● **TASK**
Within the material below, find each line bearing the word "seter" and present it.
━━━
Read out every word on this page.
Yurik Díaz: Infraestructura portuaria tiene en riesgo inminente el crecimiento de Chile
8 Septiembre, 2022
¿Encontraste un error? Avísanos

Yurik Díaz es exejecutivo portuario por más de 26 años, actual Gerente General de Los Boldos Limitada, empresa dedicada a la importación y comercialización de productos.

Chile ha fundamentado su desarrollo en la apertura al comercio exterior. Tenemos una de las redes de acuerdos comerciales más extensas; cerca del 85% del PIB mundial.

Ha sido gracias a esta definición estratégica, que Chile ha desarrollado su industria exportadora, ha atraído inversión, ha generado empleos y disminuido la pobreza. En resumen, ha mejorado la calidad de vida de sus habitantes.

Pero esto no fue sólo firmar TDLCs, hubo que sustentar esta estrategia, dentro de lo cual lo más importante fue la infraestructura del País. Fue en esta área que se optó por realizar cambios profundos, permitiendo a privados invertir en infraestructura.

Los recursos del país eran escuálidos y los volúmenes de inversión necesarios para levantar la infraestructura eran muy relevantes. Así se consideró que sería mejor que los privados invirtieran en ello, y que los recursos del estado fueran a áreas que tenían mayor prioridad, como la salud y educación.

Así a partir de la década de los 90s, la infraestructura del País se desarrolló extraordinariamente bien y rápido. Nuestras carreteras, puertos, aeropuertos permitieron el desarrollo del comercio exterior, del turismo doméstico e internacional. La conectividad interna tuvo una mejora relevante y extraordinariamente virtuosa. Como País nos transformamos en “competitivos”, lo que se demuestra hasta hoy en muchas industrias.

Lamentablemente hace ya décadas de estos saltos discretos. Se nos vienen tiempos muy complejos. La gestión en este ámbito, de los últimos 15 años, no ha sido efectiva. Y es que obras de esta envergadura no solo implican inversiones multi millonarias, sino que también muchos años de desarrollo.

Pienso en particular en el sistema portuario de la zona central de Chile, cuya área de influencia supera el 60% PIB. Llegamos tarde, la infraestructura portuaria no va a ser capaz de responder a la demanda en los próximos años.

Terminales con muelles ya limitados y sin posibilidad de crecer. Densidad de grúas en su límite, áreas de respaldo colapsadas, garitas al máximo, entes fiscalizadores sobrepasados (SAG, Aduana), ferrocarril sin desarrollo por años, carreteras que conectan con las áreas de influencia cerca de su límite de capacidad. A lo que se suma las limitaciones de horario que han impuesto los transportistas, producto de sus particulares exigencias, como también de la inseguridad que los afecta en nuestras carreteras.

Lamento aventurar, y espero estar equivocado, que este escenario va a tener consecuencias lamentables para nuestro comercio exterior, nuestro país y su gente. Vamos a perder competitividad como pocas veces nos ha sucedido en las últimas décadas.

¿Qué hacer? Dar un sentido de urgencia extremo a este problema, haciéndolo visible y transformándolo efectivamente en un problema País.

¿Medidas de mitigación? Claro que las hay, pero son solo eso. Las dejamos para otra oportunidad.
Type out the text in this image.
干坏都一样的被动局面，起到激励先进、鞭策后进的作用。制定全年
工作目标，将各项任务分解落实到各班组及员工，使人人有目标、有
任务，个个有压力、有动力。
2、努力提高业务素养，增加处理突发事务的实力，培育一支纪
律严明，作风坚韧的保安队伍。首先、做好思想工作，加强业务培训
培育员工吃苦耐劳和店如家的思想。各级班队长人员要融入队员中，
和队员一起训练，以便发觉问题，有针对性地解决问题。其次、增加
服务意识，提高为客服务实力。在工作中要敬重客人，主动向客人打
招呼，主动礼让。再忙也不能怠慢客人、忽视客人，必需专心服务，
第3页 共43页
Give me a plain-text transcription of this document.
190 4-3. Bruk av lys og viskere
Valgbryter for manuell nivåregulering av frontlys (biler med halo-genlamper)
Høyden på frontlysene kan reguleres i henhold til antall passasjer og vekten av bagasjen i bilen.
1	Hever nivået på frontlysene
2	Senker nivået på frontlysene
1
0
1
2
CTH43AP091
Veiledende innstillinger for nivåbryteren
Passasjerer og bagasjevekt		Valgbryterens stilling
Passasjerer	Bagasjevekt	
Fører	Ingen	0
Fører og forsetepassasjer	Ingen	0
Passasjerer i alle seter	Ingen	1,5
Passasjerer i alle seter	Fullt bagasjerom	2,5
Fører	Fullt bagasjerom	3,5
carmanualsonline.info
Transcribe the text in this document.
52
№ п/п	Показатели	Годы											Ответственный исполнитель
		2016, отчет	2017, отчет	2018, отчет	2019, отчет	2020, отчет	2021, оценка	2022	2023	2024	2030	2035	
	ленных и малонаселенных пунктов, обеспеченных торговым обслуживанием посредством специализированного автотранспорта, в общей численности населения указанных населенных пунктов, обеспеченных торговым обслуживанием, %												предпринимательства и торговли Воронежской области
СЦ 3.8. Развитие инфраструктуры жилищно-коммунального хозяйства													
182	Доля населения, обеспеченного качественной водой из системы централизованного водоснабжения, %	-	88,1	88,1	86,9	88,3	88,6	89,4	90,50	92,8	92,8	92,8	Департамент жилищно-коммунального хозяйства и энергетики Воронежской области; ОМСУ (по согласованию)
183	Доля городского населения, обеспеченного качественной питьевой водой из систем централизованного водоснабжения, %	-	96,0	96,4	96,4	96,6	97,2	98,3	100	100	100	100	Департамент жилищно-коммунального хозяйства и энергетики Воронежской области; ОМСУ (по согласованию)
━━━
● **ANSWER IN FULL**
Passasjerer i alle seter	Ingen	1,5
Passasjerer i alle seter	Fullt bagasjerom	2,5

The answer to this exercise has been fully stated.